[Figure record extracts]
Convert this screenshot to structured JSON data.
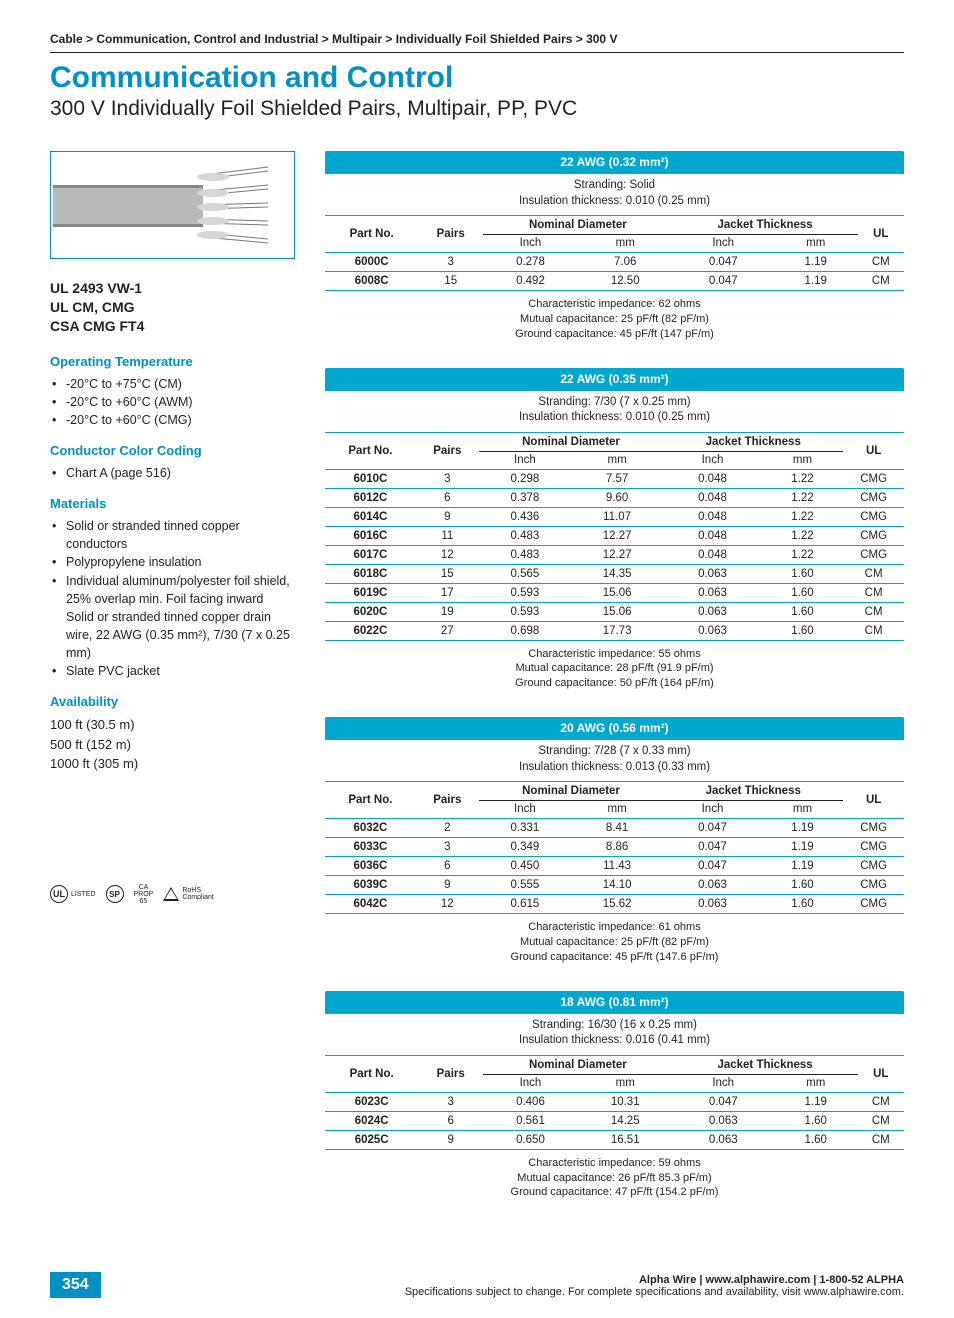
{
  "breadcrumb": "Cable > Communication, Control and Industrial > Multipair > Individually Foil Shielded Pairs > 300 V",
  "title": "Communication and Control",
  "subtitle": "300 V Individually Foil Shielded Pairs, Multipair, PP, PVC",
  "specs_heading": "UL 2493 VW-1\nUL CM, CMG\nCSA CMG FT4",
  "left": {
    "op_temp_h": "Operating Temperature",
    "op_temp": [
      "-20°C to +75°C (CM)",
      "-20°C to +60°C (AWM)",
      "-20°C to +60°C (CMG)"
    ],
    "color_h": "Conductor Color Coding",
    "color": [
      "Chart A (page 516)"
    ],
    "materials_h": "Materials",
    "materials": [
      "Solid or stranded tinned copper conductors",
      "Polypropylene insulation",
      "Individual aluminum/polyester foil shield, 25% overlap min. Foil facing inward\nSolid or stranded tinned copper drain wire, 22 AWG (0.35 mm²), 7/30 (7 x 0.25 mm)",
      "Slate PVC jacket"
    ],
    "avail_h": "Availability",
    "avail": "100 ft (30.5 m)\n500 ft (152 m)\n1000 ft (305 m)"
  },
  "table_headers": {
    "part": "Part No.",
    "pairs": "Pairs",
    "nomdia": "Nominal Diameter",
    "jacket": "Jacket Thickness",
    "ul": "UL",
    "inch": "Inch",
    "mm": "mm"
  },
  "tables": [
    {
      "title": "22 AWG (0.32 mm²)",
      "sub1": "Stranding: Solid",
      "sub2": "Insulation thickness: 0.010 (0.25 mm)",
      "rows": [
        {
          "part": "6000C",
          "pairs": "3",
          "di": "0.278",
          "dm": "7.06",
          "ji": "0.047",
          "jm": "1.19",
          "ul": "CM"
        },
        {
          "part": "6008C",
          "pairs": "15",
          "di": "0.492",
          "dm": "12.50",
          "ji": "0.047",
          "jm": "1.19",
          "ul": "CM"
        }
      ],
      "foot1": "Characteristic impedance: 62 ohms",
      "foot2": "Mutual capacitance: 25 pF/ft (82 pF/m)",
      "foot3": "Ground capacitance: 45 pF/ft (147 pF/m)"
    },
    {
      "title": "22 AWG (0.35 mm²)",
      "sub1": "Stranding: 7/30 (7 x 0.25 mm)",
      "sub2": "Insulation thickness: 0.010 (0.25 mm)",
      "rows": [
        {
          "part": "6010C",
          "pairs": "3",
          "di": "0.298",
          "dm": "7.57",
          "ji": "0.048",
          "jm": "1.22",
          "ul": "CMG"
        },
        {
          "part": "6012C",
          "pairs": "6",
          "di": "0.378",
          "dm": "9.60",
          "ji": "0.048",
          "jm": "1.22",
          "ul": "CMG"
        },
        {
          "part": "6014C",
          "pairs": "9",
          "di": "0.436",
          "dm": "11.07",
          "ji": "0.048",
          "jm": "1.22",
          "ul": "CMG"
        },
        {
          "part": "6016C",
          "pairs": "11",
          "di": "0.483",
          "dm": "12.27",
          "ji": "0.048",
          "jm": "1.22",
          "ul": "CMG"
        },
        {
          "part": "6017C",
          "pairs": "12",
          "di": "0.483",
          "dm": "12.27",
          "ji": "0.048",
          "jm": "1.22",
          "ul": "CMG"
        },
        {
          "part": "6018C",
          "pairs": "15",
          "di": "0.565",
          "dm": "14.35",
          "ji": "0.063",
          "jm": "1.60",
          "ul": "CM"
        },
        {
          "part": "6019C",
          "pairs": "17",
          "di": "0.593",
          "dm": "15.06",
          "ji": "0.063",
          "jm": "1.60",
          "ul": "CM"
        },
        {
          "part": "6020C",
          "pairs": "19",
          "di": "0.593",
          "dm": "15.06",
          "ji": "0.063",
          "jm": "1.60",
          "ul": "CM"
        },
        {
          "part": "6022C",
          "pairs": "27",
          "di": "0.698",
          "dm": "17.73",
          "ji": "0.063",
          "jm": "1.60",
          "ul": "CM"
        }
      ],
      "foot1": "Characteristic impedance: 55 ohms",
      "foot2": "Mutual capacitance: 28 pF/ft (91.9 pF/m)",
      "foot3": "Ground capacitance: 50 pF/ft (164 pF/m)"
    },
    {
      "title": "20 AWG (0.56 mm²)",
      "sub1": "Stranding: 7/28 (7 x 0.33 mm)",
      "sub2": "Insulation thickness: 0.013 (0.33 mm)",
      "rows": [
        {
          "part": "6032C",
          "pairs": "2",
          "di": "0.331",
          "dm": "8.41",
          "ji": "0.047",
          "jm": "1.19",
          "ul": "CMG"
        },
        {
          "part": "6033C",
          "pairs": "3",
          "di": "0.349",
          "dm": "8.86",
          "ji": "0.047",
          "jm": "1.19",
          "ul": "CMG"
        },
        {
          "part": "6036C",
          "pairs": "6",
          "di": "0.450",
          "dm": "11.43",
          "ji": "0.047",
          "jm": "1.19",
          "ul": "CMG"
        },
        {
          "part": "6039C",
          "pairs": "9",
          "di": "0.555",
          "dm": "14.10",
          "ji": "0.063",
          "jm": "1.60",
          "ul": "CMG"
        },
        {
          "part": "6042C",
          "pairs": "12",
          "di": "0.615",
          "dm": "15.62",
          "ji": "0.063",
          "jm": "1.60",
          "ul": "CMG"
        }
      ],
      "foot1": "Characteristic impedance: 61 ohms",
      "foot2": "Mutual capacitance: 25 pF/ft (82 pF/m)",
      "foot3": "Ground capacitance: 45 pF/ft (147.6 pF/m)"
    },
    {
      "title": "18 AWG (0.81 mm²)",
      "sub1": "Stranding: 16/30 (16 x 0.25 mm)",
      "sub2": "Insulation thickness: 0.016 (0.41 mm)",
      "rows": [
        {
          "part": "6023C",
          "pairs": "3",
          "di": "0.406",
          "dm": "10.31",
          "ji": "0.047",
          "jm": "1.19",
          "ul": "CM"
        },
        {
          "part": "6024C",
          "pairs": "6",
          "di": "0.561",
          "dm": "14.25",
          "ji": "0.063",
          "jm": "1.60",
          "ul": "CM"
        },
        {
          "part": "6025C",
          "pairs": "9",
          "di": "0.650",
          "dm": "16.51",
          "ji": "0.063",
          "jm": "1.60",
          "ul": "CM"
        }
      ],
      "foot1": "Characteristic impedance: 59 ohms",
      "foot2": "Mutual capacitance: 26 pF/ft 85.3 pF/m)",
      "foot3": "Ground capacitance: 47 pF/ft (154.2 pF/m)"
    }
  ],
  "badges": {
    "ul": "UL",
    "ul_t": "LISTED",
    "sp": "SP",
    "sp_t": "®",
    "ca": "CA\nPROP\n65",
    "rohs": "RoHS\nCompliant"
  },
  "footer": {
    "line1": "Alpha Wire | www.alphawire.com | 1-800-52 ALPHA",
    "line2": "Specifications subject to change. For complete specifications and availability, visit www.alphawire.com.",
    "page": "354"
  },
  "colors": {
    "accent": "#00a7ce",
    "text": "#231f20"
  }
}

**REQUIREMENT**
Your answer should be a single number: the count of lines in the data that include the word "Shielded".

**FINISHED ANSWER**
2